AIM —
In the listing below, locate the lines that hold the string "title". Copy those lines.

--- BEGIN RECORD SET ---

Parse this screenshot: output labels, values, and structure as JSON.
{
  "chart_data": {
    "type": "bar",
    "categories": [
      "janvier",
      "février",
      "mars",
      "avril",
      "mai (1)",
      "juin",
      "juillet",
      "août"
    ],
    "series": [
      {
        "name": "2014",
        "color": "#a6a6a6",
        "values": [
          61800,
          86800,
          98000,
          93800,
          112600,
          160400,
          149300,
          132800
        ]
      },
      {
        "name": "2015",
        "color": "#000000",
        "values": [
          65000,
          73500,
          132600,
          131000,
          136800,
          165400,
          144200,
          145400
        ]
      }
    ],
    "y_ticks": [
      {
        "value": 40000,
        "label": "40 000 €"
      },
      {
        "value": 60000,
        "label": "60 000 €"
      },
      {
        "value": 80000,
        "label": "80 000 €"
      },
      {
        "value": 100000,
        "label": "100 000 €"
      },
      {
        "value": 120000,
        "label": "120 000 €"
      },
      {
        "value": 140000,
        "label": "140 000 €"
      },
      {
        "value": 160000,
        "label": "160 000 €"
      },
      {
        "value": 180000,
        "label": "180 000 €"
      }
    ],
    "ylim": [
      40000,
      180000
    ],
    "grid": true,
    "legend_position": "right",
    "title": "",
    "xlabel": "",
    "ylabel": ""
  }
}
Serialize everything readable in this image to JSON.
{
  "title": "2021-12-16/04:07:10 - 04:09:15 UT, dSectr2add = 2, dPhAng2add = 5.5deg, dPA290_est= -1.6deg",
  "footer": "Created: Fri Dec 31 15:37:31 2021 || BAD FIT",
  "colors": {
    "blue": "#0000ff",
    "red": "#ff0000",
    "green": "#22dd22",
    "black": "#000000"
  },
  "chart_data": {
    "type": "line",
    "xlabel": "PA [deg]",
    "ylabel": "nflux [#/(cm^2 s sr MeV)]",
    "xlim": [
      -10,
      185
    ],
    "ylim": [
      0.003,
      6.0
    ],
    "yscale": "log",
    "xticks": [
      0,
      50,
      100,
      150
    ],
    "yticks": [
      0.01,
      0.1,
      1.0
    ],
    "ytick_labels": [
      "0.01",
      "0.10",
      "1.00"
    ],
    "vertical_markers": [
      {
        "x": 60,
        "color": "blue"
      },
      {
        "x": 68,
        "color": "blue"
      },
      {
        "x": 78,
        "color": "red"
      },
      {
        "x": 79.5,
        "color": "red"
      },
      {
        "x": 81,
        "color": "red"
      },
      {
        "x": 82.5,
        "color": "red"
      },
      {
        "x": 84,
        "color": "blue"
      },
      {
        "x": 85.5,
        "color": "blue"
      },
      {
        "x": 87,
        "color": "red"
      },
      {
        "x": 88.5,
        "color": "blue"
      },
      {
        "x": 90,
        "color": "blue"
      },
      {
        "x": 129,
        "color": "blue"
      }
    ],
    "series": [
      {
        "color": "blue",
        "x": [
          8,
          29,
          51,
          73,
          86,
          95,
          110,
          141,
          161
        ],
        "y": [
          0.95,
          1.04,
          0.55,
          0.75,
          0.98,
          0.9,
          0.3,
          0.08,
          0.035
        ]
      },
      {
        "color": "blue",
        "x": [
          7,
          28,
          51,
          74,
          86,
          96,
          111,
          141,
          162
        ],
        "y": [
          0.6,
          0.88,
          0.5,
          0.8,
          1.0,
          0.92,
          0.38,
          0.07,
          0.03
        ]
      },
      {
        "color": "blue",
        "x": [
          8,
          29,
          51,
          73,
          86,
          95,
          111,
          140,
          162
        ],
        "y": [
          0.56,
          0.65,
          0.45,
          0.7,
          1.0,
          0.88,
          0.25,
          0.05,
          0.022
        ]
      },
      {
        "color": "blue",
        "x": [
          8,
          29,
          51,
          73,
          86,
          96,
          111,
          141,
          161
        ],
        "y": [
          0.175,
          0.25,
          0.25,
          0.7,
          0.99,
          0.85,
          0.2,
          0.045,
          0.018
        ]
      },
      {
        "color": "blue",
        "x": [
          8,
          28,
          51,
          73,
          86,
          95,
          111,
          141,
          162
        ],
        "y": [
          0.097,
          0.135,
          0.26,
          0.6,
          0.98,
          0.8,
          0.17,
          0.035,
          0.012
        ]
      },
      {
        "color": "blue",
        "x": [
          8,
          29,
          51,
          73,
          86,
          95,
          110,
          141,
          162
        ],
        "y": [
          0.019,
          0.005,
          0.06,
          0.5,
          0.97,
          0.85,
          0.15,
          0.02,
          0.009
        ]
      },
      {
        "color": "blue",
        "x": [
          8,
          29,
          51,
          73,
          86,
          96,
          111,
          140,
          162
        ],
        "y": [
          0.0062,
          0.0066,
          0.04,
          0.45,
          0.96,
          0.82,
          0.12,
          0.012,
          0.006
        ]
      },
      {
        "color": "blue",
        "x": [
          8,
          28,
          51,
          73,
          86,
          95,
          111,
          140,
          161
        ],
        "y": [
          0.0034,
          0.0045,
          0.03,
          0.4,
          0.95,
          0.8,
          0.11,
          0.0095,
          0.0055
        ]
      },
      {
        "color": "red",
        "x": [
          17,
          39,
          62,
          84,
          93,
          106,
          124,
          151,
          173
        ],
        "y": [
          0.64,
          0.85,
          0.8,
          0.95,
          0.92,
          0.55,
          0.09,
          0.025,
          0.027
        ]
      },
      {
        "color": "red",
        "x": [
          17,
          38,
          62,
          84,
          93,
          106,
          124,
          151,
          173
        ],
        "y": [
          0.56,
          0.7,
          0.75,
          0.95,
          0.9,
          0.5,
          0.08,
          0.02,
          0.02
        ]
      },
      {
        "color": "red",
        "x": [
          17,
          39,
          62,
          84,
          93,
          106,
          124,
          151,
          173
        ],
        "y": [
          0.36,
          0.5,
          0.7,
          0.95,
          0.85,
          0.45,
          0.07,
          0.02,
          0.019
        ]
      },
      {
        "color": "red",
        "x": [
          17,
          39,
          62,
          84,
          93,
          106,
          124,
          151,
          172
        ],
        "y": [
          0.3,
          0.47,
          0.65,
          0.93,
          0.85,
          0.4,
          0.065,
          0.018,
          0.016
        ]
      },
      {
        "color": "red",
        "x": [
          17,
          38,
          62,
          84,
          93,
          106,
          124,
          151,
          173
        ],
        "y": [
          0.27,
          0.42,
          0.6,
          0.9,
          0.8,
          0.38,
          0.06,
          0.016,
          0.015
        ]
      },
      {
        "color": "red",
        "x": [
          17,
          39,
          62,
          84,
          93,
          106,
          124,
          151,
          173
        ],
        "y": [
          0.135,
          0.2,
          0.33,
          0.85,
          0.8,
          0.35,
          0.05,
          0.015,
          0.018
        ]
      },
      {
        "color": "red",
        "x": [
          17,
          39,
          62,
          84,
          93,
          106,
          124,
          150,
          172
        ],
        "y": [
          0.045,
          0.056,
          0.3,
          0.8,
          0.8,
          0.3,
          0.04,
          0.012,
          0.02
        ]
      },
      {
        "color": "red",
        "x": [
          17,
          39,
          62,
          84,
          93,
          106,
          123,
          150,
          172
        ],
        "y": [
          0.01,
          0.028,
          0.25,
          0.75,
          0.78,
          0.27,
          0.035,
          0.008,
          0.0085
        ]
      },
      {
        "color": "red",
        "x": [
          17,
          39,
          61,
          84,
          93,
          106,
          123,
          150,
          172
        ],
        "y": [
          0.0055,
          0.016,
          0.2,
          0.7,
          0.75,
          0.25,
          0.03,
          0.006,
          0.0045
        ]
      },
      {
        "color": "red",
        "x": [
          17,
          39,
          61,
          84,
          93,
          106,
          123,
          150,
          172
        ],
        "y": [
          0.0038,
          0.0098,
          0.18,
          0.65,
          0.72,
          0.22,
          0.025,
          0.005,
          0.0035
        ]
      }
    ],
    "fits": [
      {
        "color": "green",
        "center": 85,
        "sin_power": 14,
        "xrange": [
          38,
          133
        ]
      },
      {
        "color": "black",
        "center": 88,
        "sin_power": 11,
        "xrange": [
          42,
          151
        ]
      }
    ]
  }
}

--- END RECORD SET ---

RESULT FOR THIS TASK —
    "title": "",
  "title": "2021-12-16/04:07:10 - 04:09:15 UT, dSectr2add = 2, dPhAng2add = 5.5deg, dPA290_est= -1.6deg",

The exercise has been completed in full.